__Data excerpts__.
○ ○ ○ ○ ○ ○ ○

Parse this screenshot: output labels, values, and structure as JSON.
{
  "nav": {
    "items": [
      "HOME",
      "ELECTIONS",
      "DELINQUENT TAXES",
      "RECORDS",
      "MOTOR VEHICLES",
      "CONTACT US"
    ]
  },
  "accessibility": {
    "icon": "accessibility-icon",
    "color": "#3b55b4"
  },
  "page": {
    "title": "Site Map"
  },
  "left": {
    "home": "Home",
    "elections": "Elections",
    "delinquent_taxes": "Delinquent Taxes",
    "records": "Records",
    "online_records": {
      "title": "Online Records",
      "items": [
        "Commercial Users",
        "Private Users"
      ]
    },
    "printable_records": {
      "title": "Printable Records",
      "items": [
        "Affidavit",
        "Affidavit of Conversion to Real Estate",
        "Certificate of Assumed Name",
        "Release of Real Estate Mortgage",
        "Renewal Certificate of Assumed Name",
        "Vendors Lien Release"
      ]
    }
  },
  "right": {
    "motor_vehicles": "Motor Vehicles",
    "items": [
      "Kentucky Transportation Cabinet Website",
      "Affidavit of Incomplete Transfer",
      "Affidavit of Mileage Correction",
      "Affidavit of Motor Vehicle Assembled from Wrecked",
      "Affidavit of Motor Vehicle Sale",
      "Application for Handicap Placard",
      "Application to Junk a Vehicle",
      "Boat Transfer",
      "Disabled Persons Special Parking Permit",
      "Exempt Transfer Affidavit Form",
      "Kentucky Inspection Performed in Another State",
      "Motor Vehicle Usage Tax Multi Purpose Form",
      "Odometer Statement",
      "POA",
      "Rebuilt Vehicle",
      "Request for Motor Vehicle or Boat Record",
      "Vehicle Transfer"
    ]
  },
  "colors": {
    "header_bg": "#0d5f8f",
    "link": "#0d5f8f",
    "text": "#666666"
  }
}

○ ○ ○ ○ ○ ○ ○

__Task goal__.
Take every line from the records above that has the word "Real" and copy it.

__Result of the task__.
        "Affidavit of Conversion to Real Estate",
        "Release of Real Estate Mortgage",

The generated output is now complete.